** Start Record excerpts **

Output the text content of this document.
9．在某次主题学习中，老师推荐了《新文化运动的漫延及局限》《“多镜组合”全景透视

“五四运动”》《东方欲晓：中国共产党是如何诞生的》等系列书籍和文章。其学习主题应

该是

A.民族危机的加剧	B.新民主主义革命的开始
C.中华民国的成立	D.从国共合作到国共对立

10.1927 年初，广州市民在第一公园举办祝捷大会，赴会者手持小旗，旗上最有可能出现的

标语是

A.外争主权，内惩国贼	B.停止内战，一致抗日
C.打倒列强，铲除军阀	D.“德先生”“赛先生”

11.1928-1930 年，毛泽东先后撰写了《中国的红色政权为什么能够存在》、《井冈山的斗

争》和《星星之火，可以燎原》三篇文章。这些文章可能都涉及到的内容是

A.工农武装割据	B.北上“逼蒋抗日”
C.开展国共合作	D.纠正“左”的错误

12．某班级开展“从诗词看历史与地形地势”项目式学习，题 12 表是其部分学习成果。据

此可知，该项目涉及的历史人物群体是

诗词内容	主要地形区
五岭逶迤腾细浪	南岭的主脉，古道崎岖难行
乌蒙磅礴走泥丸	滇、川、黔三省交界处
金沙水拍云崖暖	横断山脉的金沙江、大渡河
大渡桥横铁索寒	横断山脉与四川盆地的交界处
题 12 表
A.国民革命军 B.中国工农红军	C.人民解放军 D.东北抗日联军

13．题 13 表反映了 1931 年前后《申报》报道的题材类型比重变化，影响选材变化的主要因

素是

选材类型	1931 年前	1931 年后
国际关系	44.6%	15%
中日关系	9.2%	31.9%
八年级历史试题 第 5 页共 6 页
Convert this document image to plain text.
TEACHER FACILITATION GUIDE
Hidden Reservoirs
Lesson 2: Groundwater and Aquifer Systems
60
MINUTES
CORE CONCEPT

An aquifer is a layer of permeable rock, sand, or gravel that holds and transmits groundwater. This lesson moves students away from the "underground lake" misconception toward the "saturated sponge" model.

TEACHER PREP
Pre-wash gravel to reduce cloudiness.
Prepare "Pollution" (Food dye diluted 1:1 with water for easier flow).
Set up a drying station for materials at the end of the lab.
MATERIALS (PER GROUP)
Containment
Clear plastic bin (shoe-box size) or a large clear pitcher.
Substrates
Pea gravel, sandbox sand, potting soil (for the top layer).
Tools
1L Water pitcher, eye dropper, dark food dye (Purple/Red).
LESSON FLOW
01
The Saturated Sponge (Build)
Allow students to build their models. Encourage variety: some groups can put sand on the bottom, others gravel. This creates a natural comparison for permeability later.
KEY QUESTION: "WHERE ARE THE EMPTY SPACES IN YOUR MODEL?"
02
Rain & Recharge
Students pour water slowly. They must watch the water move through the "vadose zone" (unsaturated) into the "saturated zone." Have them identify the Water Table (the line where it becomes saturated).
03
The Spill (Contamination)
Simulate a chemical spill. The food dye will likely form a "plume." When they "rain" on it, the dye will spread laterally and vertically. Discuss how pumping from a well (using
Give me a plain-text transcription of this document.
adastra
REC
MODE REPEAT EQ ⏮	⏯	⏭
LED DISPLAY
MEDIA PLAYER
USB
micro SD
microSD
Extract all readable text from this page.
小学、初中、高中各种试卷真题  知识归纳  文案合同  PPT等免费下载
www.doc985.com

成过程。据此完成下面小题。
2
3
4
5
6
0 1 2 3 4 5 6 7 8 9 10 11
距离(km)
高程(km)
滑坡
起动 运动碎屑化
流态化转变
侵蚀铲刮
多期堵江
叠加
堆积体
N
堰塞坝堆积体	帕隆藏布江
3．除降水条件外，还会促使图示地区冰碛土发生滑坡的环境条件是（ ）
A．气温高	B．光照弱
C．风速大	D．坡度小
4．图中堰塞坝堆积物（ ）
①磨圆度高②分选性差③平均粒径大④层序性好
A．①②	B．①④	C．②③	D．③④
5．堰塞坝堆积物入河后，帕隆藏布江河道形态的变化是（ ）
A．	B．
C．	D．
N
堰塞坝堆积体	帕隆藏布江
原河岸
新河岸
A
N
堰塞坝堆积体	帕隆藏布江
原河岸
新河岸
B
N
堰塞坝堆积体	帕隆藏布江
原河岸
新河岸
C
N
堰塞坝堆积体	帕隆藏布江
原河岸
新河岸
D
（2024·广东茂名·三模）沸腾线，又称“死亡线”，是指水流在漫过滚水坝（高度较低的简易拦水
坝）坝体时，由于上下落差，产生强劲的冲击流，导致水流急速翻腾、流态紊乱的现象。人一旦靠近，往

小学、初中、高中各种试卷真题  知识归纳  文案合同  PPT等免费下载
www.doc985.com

** End Record excerpts **

Return each line among the entries that holds the word "text".

Response to this task
Output the text content of this document.
Convert this document image to plain text.
Give me a plain-text transcription of this document.
Extract all readable text from this page.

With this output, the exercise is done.